* _Aufgabenstellung 1_
Geben Sie den Text zum Romzug vollständig und wortgetreu wieder.

* _Vorgegebener Text_
%%
Die zweckbestimmte Überquerung unwegsamer Alpenpässe mit dem Ziel der ewigen Stadt Rom beschreibt einen logistischen wie symbolischen Monumentalvorgang für die Funktion und Legitimation der deutsch-römischen Kaiserherrschaft im abendländischen Mittelalter. ‚Über Berge zu ziehen‘ zeugte nicht nur als initiative Bewährungsprobe von höchster politischer Signifikanz für den Herrscher und dessen imperiale Ansprüche. Mit der Kaiserkrönung begleiten das Forschungsthema „Romzug“ vor allem weitreichende machtpolitische und kulturelle Wirkungsdimensionen, die sich nicht zuletzt im Antagonismus zwischen Weltlichkeit und Geistlichkeit, in der kaiserlichen Lokalpolitik des von konkurrierenden Kommunen bestimmten Italiens und in den logistischen Bedingungen der Reisedurchführung selbst manifestieren. Die daraus resultierende Vielzahl von möglichen Blickwinkeln, die die Mediävistik auf das Phänomen des Romzugs zu richten vermag, war Initialzündung für die gemeinsam mit dem Historisch-Kulturwissenschaftlichen Forschungszentrum realisierte zweitägige Tagung an der Universität Trier. Vor dem Hintergrund des derzeitigen Leitthemas des HKFZ „Räume des Wissens“ eröffnete sich die aussichtsreiche Chance, den Romzug in Bezug auf Kulturkontakte und Transferphänomene zu denken und das Erkenntnisinteresse auf ihm inhärente diplomatische und memoriale Wissensformationen zu lenken.
%%
* _Aufgabenstellung 2_
Schreiben Sie die Zeilen der Einträge vom Anfang bis einschließlich der Zeile mit „fx-rate-label: 104.84: [221, 490, 279, 514]“ unverändert ab, und zwar nur diese.

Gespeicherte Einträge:
%%
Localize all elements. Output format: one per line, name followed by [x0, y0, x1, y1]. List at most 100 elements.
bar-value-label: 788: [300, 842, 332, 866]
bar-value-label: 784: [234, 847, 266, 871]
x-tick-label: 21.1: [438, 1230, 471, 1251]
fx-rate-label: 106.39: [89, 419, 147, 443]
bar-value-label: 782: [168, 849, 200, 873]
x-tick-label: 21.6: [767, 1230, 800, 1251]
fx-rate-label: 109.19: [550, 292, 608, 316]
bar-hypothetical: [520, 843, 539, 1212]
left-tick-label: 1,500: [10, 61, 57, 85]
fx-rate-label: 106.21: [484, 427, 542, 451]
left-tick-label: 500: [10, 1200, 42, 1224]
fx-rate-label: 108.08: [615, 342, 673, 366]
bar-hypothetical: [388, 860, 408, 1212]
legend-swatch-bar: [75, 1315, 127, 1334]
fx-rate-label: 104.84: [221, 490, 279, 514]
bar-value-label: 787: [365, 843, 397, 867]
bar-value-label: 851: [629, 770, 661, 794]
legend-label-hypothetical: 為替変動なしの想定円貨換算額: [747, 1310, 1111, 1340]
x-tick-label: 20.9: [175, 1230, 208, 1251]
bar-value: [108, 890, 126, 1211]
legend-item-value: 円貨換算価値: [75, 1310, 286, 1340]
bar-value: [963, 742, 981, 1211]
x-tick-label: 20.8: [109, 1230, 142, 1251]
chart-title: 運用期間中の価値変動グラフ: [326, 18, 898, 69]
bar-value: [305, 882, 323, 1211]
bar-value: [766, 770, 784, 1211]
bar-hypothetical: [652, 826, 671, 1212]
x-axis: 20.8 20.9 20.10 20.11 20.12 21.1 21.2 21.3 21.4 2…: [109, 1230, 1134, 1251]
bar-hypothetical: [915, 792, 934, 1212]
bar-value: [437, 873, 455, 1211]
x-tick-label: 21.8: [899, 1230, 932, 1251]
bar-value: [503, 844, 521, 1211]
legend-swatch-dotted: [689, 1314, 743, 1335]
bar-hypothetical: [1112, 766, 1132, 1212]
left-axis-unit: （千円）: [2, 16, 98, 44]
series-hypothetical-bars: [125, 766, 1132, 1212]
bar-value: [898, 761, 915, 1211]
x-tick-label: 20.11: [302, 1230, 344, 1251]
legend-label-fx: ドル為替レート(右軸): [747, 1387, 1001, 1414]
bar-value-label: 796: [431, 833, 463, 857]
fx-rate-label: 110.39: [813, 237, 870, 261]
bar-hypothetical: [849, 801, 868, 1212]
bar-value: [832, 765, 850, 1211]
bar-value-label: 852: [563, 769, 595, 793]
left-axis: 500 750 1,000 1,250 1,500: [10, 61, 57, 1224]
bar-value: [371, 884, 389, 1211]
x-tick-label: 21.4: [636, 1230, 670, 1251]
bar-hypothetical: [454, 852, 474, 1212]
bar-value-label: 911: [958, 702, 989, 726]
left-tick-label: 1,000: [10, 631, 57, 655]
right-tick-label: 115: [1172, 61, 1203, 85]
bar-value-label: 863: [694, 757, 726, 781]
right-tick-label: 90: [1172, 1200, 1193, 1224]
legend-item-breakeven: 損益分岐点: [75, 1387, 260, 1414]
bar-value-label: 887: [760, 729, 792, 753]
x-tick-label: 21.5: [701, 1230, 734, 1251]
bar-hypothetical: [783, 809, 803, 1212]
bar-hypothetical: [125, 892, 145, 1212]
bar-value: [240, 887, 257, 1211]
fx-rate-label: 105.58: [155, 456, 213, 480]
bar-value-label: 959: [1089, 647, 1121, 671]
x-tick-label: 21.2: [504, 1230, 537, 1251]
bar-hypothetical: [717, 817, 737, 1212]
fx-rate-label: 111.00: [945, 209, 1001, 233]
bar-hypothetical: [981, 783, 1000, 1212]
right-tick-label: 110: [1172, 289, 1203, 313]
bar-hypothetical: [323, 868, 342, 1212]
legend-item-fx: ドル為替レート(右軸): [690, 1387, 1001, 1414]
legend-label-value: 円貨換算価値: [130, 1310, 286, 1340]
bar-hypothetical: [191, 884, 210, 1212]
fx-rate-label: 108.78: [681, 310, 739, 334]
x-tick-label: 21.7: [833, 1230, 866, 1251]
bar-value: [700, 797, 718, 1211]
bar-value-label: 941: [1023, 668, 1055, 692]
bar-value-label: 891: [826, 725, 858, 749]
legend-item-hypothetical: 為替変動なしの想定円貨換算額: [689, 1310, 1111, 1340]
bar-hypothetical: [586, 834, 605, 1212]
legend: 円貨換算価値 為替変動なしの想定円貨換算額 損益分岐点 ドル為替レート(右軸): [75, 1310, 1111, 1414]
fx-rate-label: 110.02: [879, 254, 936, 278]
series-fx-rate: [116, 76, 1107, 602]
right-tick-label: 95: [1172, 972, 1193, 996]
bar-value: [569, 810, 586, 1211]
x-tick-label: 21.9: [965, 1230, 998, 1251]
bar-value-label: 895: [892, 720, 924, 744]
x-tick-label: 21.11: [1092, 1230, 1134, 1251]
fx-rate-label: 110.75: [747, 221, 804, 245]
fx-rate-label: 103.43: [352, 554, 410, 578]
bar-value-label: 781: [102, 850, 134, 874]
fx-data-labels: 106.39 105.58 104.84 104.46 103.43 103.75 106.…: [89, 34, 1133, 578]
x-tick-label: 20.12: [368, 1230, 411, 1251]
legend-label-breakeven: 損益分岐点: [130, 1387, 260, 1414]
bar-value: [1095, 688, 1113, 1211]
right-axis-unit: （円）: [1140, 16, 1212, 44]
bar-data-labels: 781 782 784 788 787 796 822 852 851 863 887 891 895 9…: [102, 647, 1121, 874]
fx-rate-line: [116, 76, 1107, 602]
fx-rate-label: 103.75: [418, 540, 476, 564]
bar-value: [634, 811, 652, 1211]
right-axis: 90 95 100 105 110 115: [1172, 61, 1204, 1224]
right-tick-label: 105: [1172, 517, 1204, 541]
%%
* _Vollständige Lösung 1_
Die zweckbestimmte Überquerung unwegsamer Alpenpässe mit dem Ziel der ewigen Stadt Rom beschreibt einen logistischen wie symbolischen Monumentalvorgang für die Funktion und Legitimation der deutsch-römischen Kaiserherrschaft im abendländischen Mittelalter. ‚Über Berge zu ziehen‘ zeugte nicht nur als initiative Bewährungsprobe von höchster politischer Signifikanz für den Herrscher und dessen imperiale Ansprüche. Mit der Kaiserkrönung begleiten das Forschungsthema „Romzug“ vor allem weitreichende machtpolitische und kulturelle Wirkungsdimensionen, die sich nicht zuletzt im Antagonismus zwischen Weltlichkeit und Geistlichkeit, in der kaiserlichen Lokalpolitik des von konkurrierenden Kommunen bestimmten Italiens und in den logistischen Bedingungen der Reisedurchführung selbst manifestieren. Die daraus resultierende Vielzahl von möglichen Blickwinkeln, die die Mediävistik auf das Phänomen des Romzugs zu richten vermag, war Initialzündung für die gemeinsam mit dem Historisch-Kulturwissenschaftlichen Forschungszentrum realisierte zweitägige Tagung an der Universität Trier. Vor dem Hintergrund des derzeitigen Leitthemas des HKFZ „Räume des Wissens“ eröffnete sich die aussichtsreiche Chance, den Romzug in Bezug auf Kulturkontakte und Transferphänomene zu denken und das Erkenntnisinteresse auf ihm inhärente diplomatische und memoriale Wissensformationen zu lenken.

* _Vollständige Lösung 2_
Localize all elements. Output format: one per line, name followed by [x0, y0, x1, y1]. List at most 100 elements.
bar-value-label: 788: [300, 842, 332, 866]
bar-value-label: 784: [234, 847, 266, 871]
x-tick-label: 21.1: [438, 1230, 471, 1251]
fx-rate-label: 106.39: [89, 419, 147, 443]
bar-value-label: 782: [168, 849, 200, 873]
x-tick-label: 21.6: [767, 1230, 800, 1251]
fx-rate-label: 109.19: [550, 292, 608, 316]
bar-hypothetical: [520, 843, 539, 1212]
left-tick-label: 1,500: [10, 61, 57, 85]
fx-rate-label: 106.21: [484, 427, 542, 451]
left-tick-label: 500: [10, 1200, 42, 1224]
fx-rate-label: 108.08: [615, 342, 673, 366]
bar-hypothetical: [388, 860, 408, 1212]
legend-swatch-bar: [75, 1315, 127, 1334]
fx-rate-label: 104.84: [221, 490, 279, 514]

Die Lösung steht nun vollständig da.